Exercise instructions:
(1) According to the reflection on attending ICLR and CHI, where and on what dates was CHI held?
(2) Write the next part of the reflection on attending ICLR and CHI, starting after its last sentence.

--- START OF Reading text ---

This year, I had the wonderful opportunity to participate in two consecutive academic conferences: ICLR in Singapore from April 24-27, and CHI in Yokohama, Japan from April 28 to May 1.
First, I must humbly clarify that I didn't have a full paper at either conference. I mainly went to participate in workshops and present posters. So rather than a participant, I was more like an observer. I'd like to share my observations on the differences in content style and my feelings at these two top conferences in different fields.
Direct Impressions - Economic Value vs. Emotional Value
ICLR is like a large, sparse network, with each venue hosting thousands of people. As an attendee, it's impossible to see all the content you're interested in within the limited time. Viewing posters and listening to talks at ICLR gave me a strong sense of being an NPC—there were too many people. The proportion of introverts among presenters seems very high. Some students became visibly uncomfortable after presenting their posters and couldn't wait to leave.
In comparison, CHI is smaller and more beautiful, with no large venues. Each talk is in a small room with dozens of people, offering strong engagement and interaction. The proportion of extroverts at CHI is noticeably higher—people can chat about anything and everything. Many students even brought souvenirs from their schools or labs to exchange, which was very warm. (What's the difference between a comic con?)

--- END OF Reading text ---
--- START OF Data supplied ---

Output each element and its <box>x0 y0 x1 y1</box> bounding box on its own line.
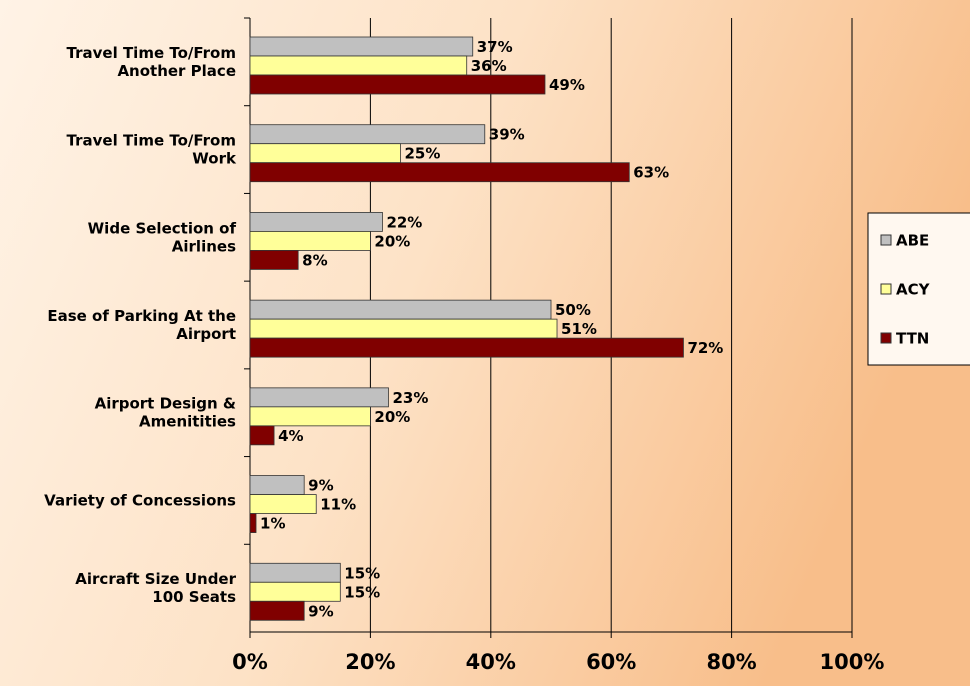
data-label: 11% <box>320 496 356 514</box>
legend-swatch <box>880 234 892 246</box>
bar <box>249 250 299 270</box>
category-label: Variety of Concessions <box>44 491 236 509</box>
legend-label: TTN <box>896 330 929 348</box>
x-tick-label: 60% <box>586 650 636 674</box>
legend-swatch <box>880 332 892 344</box>
data-label: 39% <box>489 126 525 144</box>
category-label: Travel Time To/From Another Place <box>67 43 236 79</box>
bar <box>249 513 257 533</box>
data-label: 50% <box>555 301 591 319</box>
category-label: Wide Selection of Airlines <box>88 219 237 255</box>
x-tick-label: 40% <box>466 650 516 674</box>
bar <box>249 299 552 320</box>
legend-swatch <box>880 283 892 295</box>
bar <box>249 74 546 95</box>
data-label: 20% <box>374 408 410 426</box>
bar <box>249 337 684 358</box>
bar <box>249 425 275 446</box>
x-tick-label: 0% <box>232 650 268 674</box>
data-label: 15% <box>344 583 380 601</box>
data-label: 22% <box>386 213 422 231</box>
legend-label: ACY <box>896 281 931 299</box>
data-label: 23% <box>392 389 428 407</box>
data-label: 51% <box>561 320 597 338</box>
bar <box>249 318 558 339</box>
data-label: 37% <box>477 38 513 56</box>
data-label: 1% <box>260 515 285 533</box>
category-label: Airport Design & Amenitities <box>95 394 236 430</box>
category-label: Aircraft Size Under 100 Seats <box>75 570 236 606</box>
data-label: 49% <box>549 76 585 94</box>
bar <box>249 562 341 583</box>
bar <box>249 387 389 408</box>
x-tick-label: 100% <box>820 650 885 674</box>
bar <box>249 36 474 57</box>
bar <box>249 494 317 514</box>
data-label: 4% <box>278 427 303 445</box>
bar <box>249 581 341 602</box>
bar <box>249 600 305 621</box>
data-label: 15% <box>344 564 380 582</box>
bar <box>249 231 371 251</box>
data-label: 9% <box>308 602 333 620</box>
data-label: 9% <box>308 477 333 495</box>
bar <box>249 55 468 76</box>
bar <box>249 143 401 164</box>
data-label: 20% <box>374 232 410 250</box>
category-label: Ease of Parking At the Airport <box>47 307 236 343</box>
bar <box>249 406 371 427</box>
data-label: 25% <box>405 145 441 163</box>
bar <box>249 162 630 183</box>
x-tick-label: 80% <box>706 650 756 674</box>
data-label: 36% <box>471 57 507 75</box>
bar <box>249 124 486 145</box>
bar <box>249 212 383 232</box>
data-label: 63% <box>633 164 669 182</box>
data-label: 8% <box>302 251 327 269</box>
legend-label: ABE <box>896 232 929 250</box>
category-label: Travel Time To/From Work <box>67 131 237 167</box>
bar <box>249 475 305 495</box>
data-label: 72% <box>687 339 723 357</box>
x-tick-label: 20% <box>345 650 395 674</box>
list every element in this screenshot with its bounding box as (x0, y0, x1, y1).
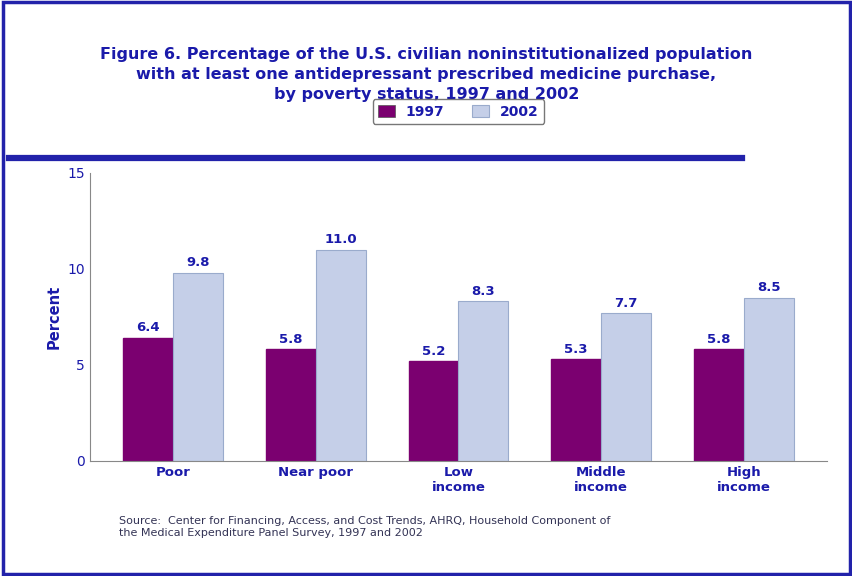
Bar (123, 338, 173, 461)
Text: 5.8: 5.8 (279, 333, 302, 346)
Bar (266, 350, 315, 461)
Text: 6.4: 6.4 (136, 321, 159, 335)
Text: 8.3: 8.3 (471, 285, 495, 298)
Text: 11.0: 11.0 (324, 233, 357, 246)
Text: 9.8: 9.8 (186, 256, 210, 269)
Legend: 1997, 2002: 1997, 2002 (372, 99, 544, 124)
Text: 8.5: 8.5 (757, 281, 780, 294)
Bar (458, 301, 508, 461)
Text: 7.7: 7.7 (613, 297, 637, 309)
Text: Source:  Center for Financing, Access, and Cost Trends, AHRQ, Household Componen: Source: Center for Financing, Access, an… (119, 516, 610, 538)
Bar (550, 359, 601, 461)
Text: 5.2: 5.2 (422, 344, 445, 358)
Text: 5.3: 5.3 (564, 343, 587, 355)
Bar (315, 249, 366, 461)
Bar (173, 272, 222, 461)
Text: Figure 6. Percentage of the U.S. civilian noninstitutionalized population
with a: Figure 6. Percentage of the U.S. civilia… (101, 47, 751, 101)
Bar (601, 313, 650, 461)
Bar (694, 350, 743, 461)
Y-axis label: Percent: Percent (47, 285, 61, 349)
Bar (743, 298, 793, 461)
Text: 5.8: 5.8 (706, 333, 730, 346)
Bar (408, 361, 458, 461)
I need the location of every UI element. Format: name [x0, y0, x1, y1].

--- END OF Data supplied ---

Task responses:
(1) Yokohama, Japan, from April 28 to May 1.

(2)
From an economic value and return perspective, the number and level of sponsors at ICLR compared to CHI is like heaven and earth. The company booths at ICLR are very high quality. As an ordinary student "working on agents," I could walk around ICLR and collect countless HR contacts, hearing "we have a team working on this direction, send us your resume" over and over. Of course, whether you can actually match is another matter, but at least the AI field provides many publicly accessible entry points.
Such entry points are scarce at CHI. Although CHI's sponsorship this year was already very good compared to previous years—besides the regulars Apple, Google, Meta, and Microsoft, many Japanese companies sponsored generously (NTT, Sony, Yokohama City Government)—the total number is still small. Domestic tech companies are even rarer; so far I've only seen Huawei's booth. Similarly, as an ordinary student "working on agents," after visiting every booth, I gained nothing beyond some polite socializing. I even wondered, do these companies really hire people? Or is this just an advertising space they bought?
This isn't surprising, since HCI itself is very un-profitable. The more minority and niche your focus, the more it deserves recognition. Correspondingly, there are fewer HCI industry positions, few tech companies direct their promotional attention to this field—only tech giants that aren't short on money will spend this advertising fee.
What kind of research should we do? A SOTA competition or blind night running?
Homogenization and Imagination
AI research content seems to homogenize easily. Looking at agent-related research, you can almost paint a picture of everyone's life: multi-agents playing board games, agents playing bridge, agent game theory, AI scientists (The research topic you do reflects your life state...)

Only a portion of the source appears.